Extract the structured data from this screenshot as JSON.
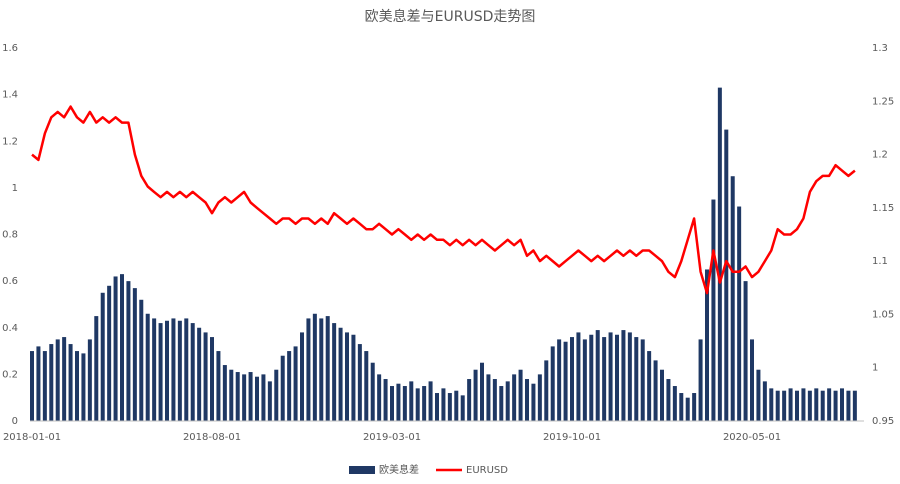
{
  "chart_data": {
    "type": "bar-line",
    "title": "欧美息差与EURUSD走势图",
    "categories": [
      "2018-01-01",
      null,
      null,
      null,
      null,
      null,
      null,
      null,
      null,
      null,
      null,
      null,
      null,
      null,
      null,
      null,
      null,
      null,
      null,
      null,
      null,
      null,
      null,
      null,
      null,
      null,
      null,
      null,
      "2018-08-01",
      null,
      null,
      null,
      null,
      null,
      null,
      null,
      null,
      null,
      null,
      null,
      null,
      null,
      null,
      null,
      null,
      null,
      null,
      null,
      null,
      null,
      null,
      null,
      null,
      null,
      null,
      null,
      "2019-03-01",
      null,
      null,
      null,
      null,
      null,
      null,
      null,
      null,
      null,
      null,
      null,
      null,
      null,
      null,
      null,
      null,
      null,
      null,
      null,
      null,
      null,
      null,
      null,
      null,
      null,
      null,
      null,
      "2019-10-01",
      null,
      null,
      null,
      null,
      null,
      null,
      null,
      null,
      null,
      null,
      null,
      null,
      null,
      null,
      null,
      null,
      null,
      null,
      null,
      null,
      null,
      null,
      null,
      null,
      null,
      null,
      null,
      "2020-05-01",
      null,
      null,
      null,
      null,
      null,
      null,
      null,
      null,
      null,
      null,
      null,
      null,
      null,
      null,
      null,
      null
    ],
    "series": [
      {
        "name": "欧美息差",
        "color": "#1f3864",
        "axis": "y",
        "values": [
          0.3,
          0.32,
          0.3,
          0.33,
          0.35,
          0.36,
          0.33,
          0.3,
          0.29,
          0.35,
          0.45,
          0.55,
          0.58,
          0.62,
          0.63,
          0.6,
          0.57,
          0.52,
          0.46,
          0.44,
          0.42,
          0.43,
          0.44,
          0.43,
          0.44,
          0.42,
          0.4,
          0.38,
          0.36,
          0.3,
          0.24,
          0.22,
          0.21,
          0.2,
          0.21,
          0.19,
          0.2,
          0.17,
          0.22,
          0.28,
          0.3,
          0.32,
          0.38,
          0.44,
          0.46,
          0.44,
          0.45,
          0.42,
          0.4,
          0.38,
          0.37,
          0.33,
          0.3,
          0.25,
          0.2,
          0.18,
          0.15,
          0.16,
          0.15,
          0.17,
          0.14,
          0.15,
          0.17,
          0.12,
          0.14,
          0.12,
          0.13,
          0.11,
          0.18,
          0.22,
          0.25,
          0.2,
          0.18,
          0.15,
          0.17,
          0.2,
          0.22,
          0.18,
          0.16,
          0.2,
          0.26,
          0.32,
          0.35,
          0.34,
          0.36,
          0.38,
          0.35,
          0.37,
          0.39,
          0.36,
          0.38,
          0.37,
          0.39,
          0.38,
          0.36,
          0.35,
          0.3,
          0.26,
          0.22,
          0.18,
          0.15,
          0.12,
          0.1,
          0.12,
          0.35,
          0.65,
          0.95,
          1.43,
          1.25,
          1.05,
          0.92,
          0.6,
          0.35,
          0.22,
          0.17,
          0.14,
          0.13,
          0.13,
          0.14,
          0.13,
          0.14,
          0.13,
          0.14,
          0.13,
          0.14,
          0.13,
          0.14,
          0.13,
          0.13
        ]
      },
      {
        "name": "EURUSD",
        "color": "#ff0000",
        "axis": "y2",
        "values": [
          1.2,
          1.195,
          1.22,
          1.235,
          1.24,
          1.235,
          1.245,
          1.235,
          1.23,
          1.24,
          1.23,
          1.235,
          1.23,
          1.235,
          1.23,
          1.23,
          1.2,
          1.18,
          1.17,
          1.165,
          1.16,
          1.165,
          1.16,
          1.165,
          1.16,
          1.165,
          1.16,
          1.155,
          1.145,
          1.155,
          1.16,
          1.155,
          1.16,
          1.165,
          1.155,
          1.15,
          1.145,
          1.14,
          1.135,
          1.14,
          1.14,
          1.135,
          1.14,
          1.14,
          1.135,
          1.14,
          1.135,
          1.145,
          1.14,
          1.135,
          1.14,
          1.135,
          1.13,
          1.13,
          1.135,
          1.13,
          1.125,
          1.13,
          1.125,
          1.12,
          1.125,
          1.12,
          1.125,
          1.12,
          1.12,
          1.115,
          1.12,
          1.115,
          1.12,
          1.115,
          1.12,
          1.115,
          1.11,
          1.115,
          1.12,
          1.115,
          1.12,
          1.105,
          1.11,
          1.1,
          1.105,
          1.1,
          1.095,
          1.1,
          1.105,
          1.11,
          1.105,
          1.1,
          1.105,
          1.1,
          1.105,
          1.11,
          1.105,
          1.11,
          1.105,
          1.11,
          1.11,
          1.105,
          1.1,
          1.09,
          1.085,
          1.1,
          1.12,
          1.14,
          1.09,
          1.07,
          1.11,
          1.08,
          1.1,
          1.09,
          1.09,
          1.095,
          1.085,
          1.09,
          1.1,
          1.11,
          1.13,
          1.125,
          1.125,
          1.13,
          1.14,
          1.165,
          1.175,
          1.18,
          1.18,
          1.19,
          1.185,
          1.18,
          1.185
        ]
      }
    ],
    "ylim": [
      0,
      1.6
    ],
    "yticks": [
      0,
      0.2,
      0.4,
      0.6,
      0.8,
      1,
      1.2,
      1.4,
      1.6
    ],
    "y2lim": [
      0.95,
      1.3
    ],
    "y2ticks": [
      0.95,
      1,
      1.05,
      1.1,
      1.15,
      1.2,
      1.25,
      1.3
    ],
    "legend": "bottom"
  }
}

***

### WORK TO DO
Above are the records; reproduce them exactly and leave out the pictures.

### WRITTEN RESPONSE
Extract the structured data from this screenshot as JSON.
{
  "chart_data": {
    "type": "bar-line",
    "title": "欧美息差与EURUSD走势图",
    "categories": [
      "2018-01-01",
      null,
      null,
      null,
      null,
      null,
      null,
      null,
      null,
      null,
      null,
      null,
      null,
      null,
      null,
      null,
      null,
      null,
      null,
      null,
      null,
      null,
      null,
      null,
      null,
      null,
      null,
      null,
      "2018-08-01",
      null,
      null,
      null,
      null,
      null,
      null,
      null,
      null,
      null,
      null,
      null,
      null,
      null,
      null,
      null,
      null,
      null,
      null,
      null,
      null,
      null,
      null,
      null,
      null,
      null,
      null,
      null,
      "2019-03-01",
      null,
      null,
      null,
      null,
      null,
      null,
      null,
      null,
      null,
      null,
      null,
      null,
      null,
      null,
      null,
      null,
      null,
      null,
      null,
      null,
      null,
      null,
      null,
      null,
      null,
      null,
      null,
      "2019-10-01",
      null,
      null,
      null,
      null,
      null,
      null,
      null,
      null,
      null,
      null,
      null,
      null,
      null,
      null,
      null,
      null,
      null,
      null,
      null,
      null,
      null,
      null,
      null,
      null,
      null,
      null,
      null,
      "2020-05-01",
      null,
      null,
      null,
      null,
      null,
      null,
      null,
      null,
      null,
      null,
      null,
      null,
      null,
      null,
      null,
      null
    ],
    "series": [
      {
        "name": "欧美息差",
        "color": "#1f3864",
        "axis": "y",
        "values": [
          0.3,
          0.32,
          0.3,
          0.33,
          0.35,
          0.36,
          0.33,
          0.3,
          0.29,
          0.35,
          0.45,
          0.55,
          0.58,
          0.62,
          0.63,
          0.6,
          0.57,
          0.52,
          0.46,
          0.44,
          0.42,
          0.43,
          0.44,
          0.43,
          0.44,
          0.42,
          0.4,
          0.38,
          0.36,
          0.3,
          0.24,
          0.22,
          0.21,
          0.2,
          0.21,
          0.19,
          0.2,
          0.17,
          0.22,
          0.28,
          0.3,
          0.32,
          0.38,
          0.44,
          0.46,
          0.44,
          0.45,
          0.42,
          0.4,
          0.38,
          0.37,
          0.33,
          0.3,
          0.25,
          0.2,
          0.18,
          0.15,
          0.16,
          0.15,
          0.17,
          0.14,
          0.15,
          0.17,
          0.12,
          0.14,
          0.12,
          0.13,
          0.11,
          0.18,
          0.22,
          0.25,
          0.2,
          0.18,
          0.15,
          0.17,
          0.2,
          0.22,
          0.18,
          0.16,
          0.2,
          0.26,
          0.32,
          0.35,
          0.34,
          0.36,
          0.38,
          0.35,
          0.37,
          0.39,
          0.36,
          0.38,
          0.37,
          0.39,
          0.38,
          0.36,
          0.35,
          0.3,
          0.26,
          0.22,
          0.18,
          0.15,
          0.12,
          0.1,
          0.12,
          0.35,
          0.65,
          0.95,
          1.43,
          1.25,
          1.05,
          0.92,
          0.6,
          0.35,
          0.22,
          0.17,
          0.14,
          0.13,
          0.13,
          0.14,
          0.13,
          0.14,
          0.13,
          0.14,
          0.13,
          0.14,
          0.13,
          0.14,
          0.13,
          0.13
        ]
      },
      {
        "name": "EURUSD",
        "color": "#ff0000",
        "axis": "y2",
        "values": [
          1.2,
          1.195,
          1.22,
          1.235,
          1.24,
          1.235,
          1.245,
          1.235,
          1.23,
          1.24,
          1.23,
          1.235,
          1.23,
          1.235,
          1.23,
          1.23,
          1.2,
          1.18,
          1.17,
          1.165,
          1.16,
          1.165,
          1.16,
          1.165,
          1.16,
          1.165,
          1.16,
          1.155,
          1.145,
          1.155,
          1.16,
          1.155,
          1.16,
          1.165,
          1.155,
          1.15,
          1.145,
          1.14,
          1.135,
          1.14,
          1.14,
          1.135,
          1.14,
          1.14,
          1.135,
          1.14,
          1.135,
          1.145,
          1.14,
          1.135,
          1.14,
          1.135,
          1.13,
          1.13,
          1.135,
          1.13,
          1.125,
          1.13,
          1.125,
          1.12,
          1.125,
          1.12,
          1.125,
          1.12,
          1.12,
          1.115,
          1.12,
          1.115,
          1.12,
          1.115,
          1.12,
          1.115,
          1.11,
          1.115,
          1.12,
          1.115,
          1.12,
          1.105,
          1.11,
          1.1,
          1.105,
          1.1,
          1.095,
          1.1,
          1.105,
          1.11,
          1.105,
          1.1,
          1.105,
          1.1,
          1.105,
          1.11,
          1.105,
          1.11,
          1.105,
          1.11,
          1.11,
          1.105,
          1.1,
          1.09,
          1.085,
          1.1,
          1.12,
          1.14,
          1.09,
          1.07,
          1.11,
          1.08,
          1.1,
          1.09,
          1.09,
          1.095,
          1.085,
          1.09,
          1.1,
          1.11,
          1.13,
          1.125,
          1.125,
          1.13,
          1.14,
          1.165,
          1.175,
          1.18,
          1.18,
          1.19,
          1.185,
          1.18,
          1.185
        ]
      }
    ],
    "ylim": [
      0,
      1.6
    ],
    "yticks": [
      0,
      0.2,
      0.4,
      0.6,
      0.8,
      1,
      1.2,
      1.4,
      1.6
    ],
    "y2lim": [
      0.95,
      1.3
    ],
    "y2ticks": [
      0.95,
      1,
      1.05,
      1.1,
      1.15,
      1.2,
      1.25,
      1.3
    ],
    "legend": "bottom"
  }
}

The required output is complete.